--- Instructions for the task ---
The entries below are to be repeated exactly as they stand.

--- Excerpted records ---
▶

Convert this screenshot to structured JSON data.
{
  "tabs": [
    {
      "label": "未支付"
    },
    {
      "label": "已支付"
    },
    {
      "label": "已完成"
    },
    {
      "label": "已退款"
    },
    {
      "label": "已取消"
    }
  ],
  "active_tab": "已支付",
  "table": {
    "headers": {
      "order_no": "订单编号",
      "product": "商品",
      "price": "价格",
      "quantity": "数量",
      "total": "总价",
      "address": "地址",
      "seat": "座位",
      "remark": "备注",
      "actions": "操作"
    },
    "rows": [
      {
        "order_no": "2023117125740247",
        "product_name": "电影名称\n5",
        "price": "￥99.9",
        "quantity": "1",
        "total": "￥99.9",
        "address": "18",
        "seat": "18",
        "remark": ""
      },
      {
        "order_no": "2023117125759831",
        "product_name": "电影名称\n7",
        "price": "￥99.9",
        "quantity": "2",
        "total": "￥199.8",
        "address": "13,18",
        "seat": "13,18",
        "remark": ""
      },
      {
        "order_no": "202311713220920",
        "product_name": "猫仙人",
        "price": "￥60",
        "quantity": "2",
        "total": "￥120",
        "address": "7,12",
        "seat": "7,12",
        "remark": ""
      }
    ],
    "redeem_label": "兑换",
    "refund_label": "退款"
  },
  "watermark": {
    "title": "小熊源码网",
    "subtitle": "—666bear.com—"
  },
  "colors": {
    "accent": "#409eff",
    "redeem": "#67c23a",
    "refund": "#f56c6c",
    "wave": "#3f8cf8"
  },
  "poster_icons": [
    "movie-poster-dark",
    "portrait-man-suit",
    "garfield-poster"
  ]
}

◀

--- Task result ---
Convert this screenshot to structured JSON data.
{
  "tabs": [
    {
      "label": "未支付"
    },
    {
      "label": "已支付"
    },
    {
      "label": "已完成"
    },
    {
      "label": "已退款"
    },
    {
      "label": "已取消"
    }
  ],
  "active_tab": "已支付",
  "table": {
    "headers": {
      "order_no": "订单编号",
      "product": "商品",
      "price": "价格",
      "quantity": "数量",
      "total": "总价",
      "address": "地址",
      "seat": "座位",
      "remark": "备注",
      "actions": "操作"
    },
    "rows": [
      {
        "order_no": "2023117125740247",
        "product_name": "电影名称\n5",
        "price": "￥99.9",
        "quantity": "1",
        "total": "￥99.9",
        "address": "18",
        "seat": "18",
        "remark": ""
      },
      {
        "order_no": "2023117125759831",
        "product_name": "电影名称\n7",
        "price": "￥99.9",
        "quantity": "2",
        "total": "￥199.8",
        "address": "13,18",
        "seat": "13,18",
        "remark": ""
      },
      {
        "order_no": "202311713220920",
        "product_name": "猫仙人",
        "price": "￥60",
        "quantity": "2",
        "total": "￥120",
        "address": "7,12",
        "seat": "7,12",
        "remark": ""
      }
    ],
    "redeem_label": "兑换",
    "refund_label": "退款"
  },
  "watermark": {
    "title": "小熊源码网",
    "subtitle": "—666bear.com—"
  },
  "colors": {
    "accent": "#409eff",
    "redeem": "#67c23a",
    "refund": "#f56c6c",
    "wave": "#3f8cf8"
  },
  "poster_icons": [
    "movie-poster-dark",
    "portrait-man-suit",
    "garfield-poster"
  ]
}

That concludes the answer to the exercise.